━━ Records provided

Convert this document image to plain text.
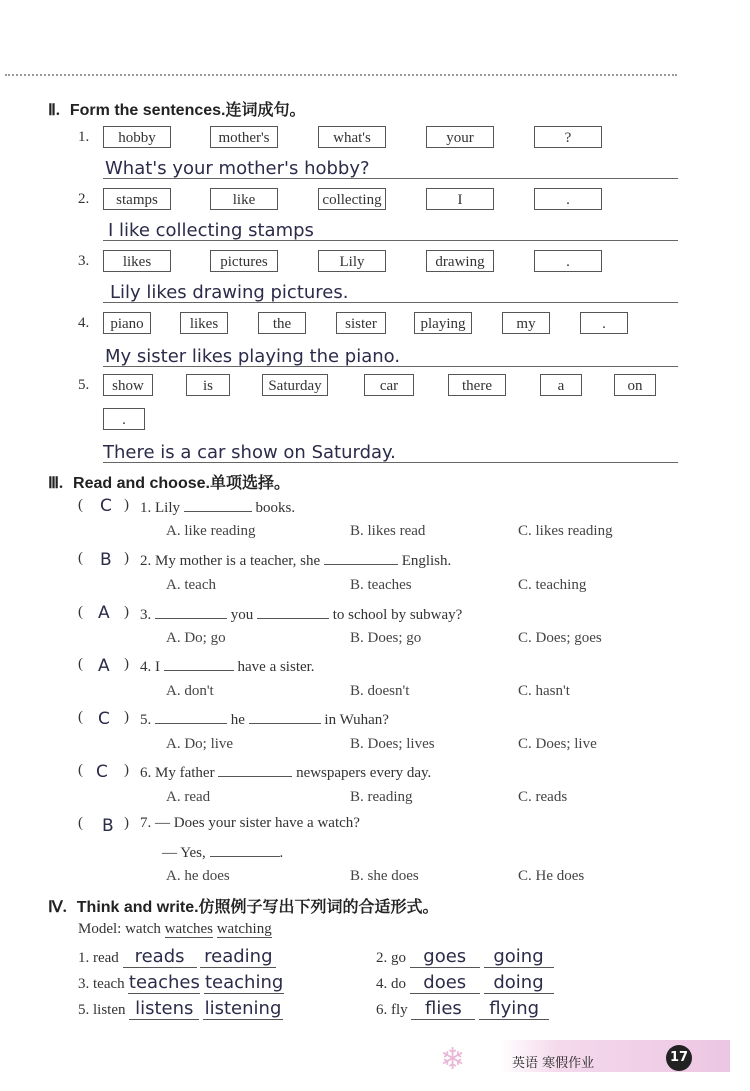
Ⅱ. Form the sentences.连词成句。
1.	hobby	mother's	what's	your	?
What's your mother's hobby?
2.	stamps	like	collecting	I	.
I like collecting stamps
3.	likes	pictures	Lily	drawing	.
Lily likes drawing pictures.
4.	piano	likes	the	sister	playing	my	.
My sister likes playing the piano.
5.	show	is	Saturday	car	there	a	on
.
There is a car show on Saturday.
Ⅲ. Read and choose.单项选择。
( C ) 1. Lily	books.
A. like reading	B. likes read	C. likes reading
( B ) 2. My mother is a teacher, she	English.
A. teach	B. teaches	C. teaching
( A ) 3.	you	to school by subway?
A. Do; go	B. Does; go	C. Does; goes
( A ) 4. I	have a sister.
A. don't	B. doesn't	C. hasn't
( C ) 5.	he	in Wuhan?
A. Do; live	B. Does; lives	C. Does; live
( C ) 6. My father	newspapers every day.
A. read	B. reading	C. reads
( B ) 7. — Does your sister have a watch?
— Yes,	.
A. he does	B. she does	C. He does
Ⅳ. Think and write.仿照例子写出下列词的合适形式。
Model: watch watches watching
1. read reads reading	2. go goes going
3. teach teaches teaching	4. do does doing
5. listen listens listening	6. fly flies flying
❄	英语 寒假作业	17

━━━━

Written instruction
Return all of the data exactly as written, and drop the pictures.

Output for this task
Convert this document image to plain text.
Ⅱ. Form the sentences.连词成句。
1.	hobby	mother's	what's	your	?
What's your mother's hobby?
2.	stamps	like	collecting	I	.
I like collecting stamps
3.	likes	pictures	Lily	drawing	.
Lily likes drawing pictures.
4.	piano	likes	the	sister	playing	my	.
My sister likes playing the piano.
5.	show	is	Saturday	car	there	a	on
.
There is a car show on Saturday.
Ⅲ. Read and choose.单项选择。
( C ) 1. Lily	books.
A. like reading	B. likes read	C. likes reading
( B ) 2. My mother is a teacher, she	English.
A. teach	B. teaches	C. teaching
( A ) 3.	you	to school by subway?
A. Do; go	B. Does; go	C. Does; goes
( A ) 4. I	have a sister.
A. don't	B. doesn't	C. hasn't
( C ) 5.	he	in Wuhan?
A. Do; live	B. Does; lives	C. Does; live
( C ) 6. My father	newspapers every day.
A. read	B. reading	C. reads
( B ) 7. — Does your sister have a watch?
— Yes,	.
A. he does	B. she does	C. He does
Ⅳ. Think and write.仿照例子写出下列词的合适形式。
Model: watch watches watching
1. read reads reading	2. go goes going
3. teach teaches teaching	4. do does doing
5. listen listens listening	6. fly flies flying
❄	英语 寒假作业	17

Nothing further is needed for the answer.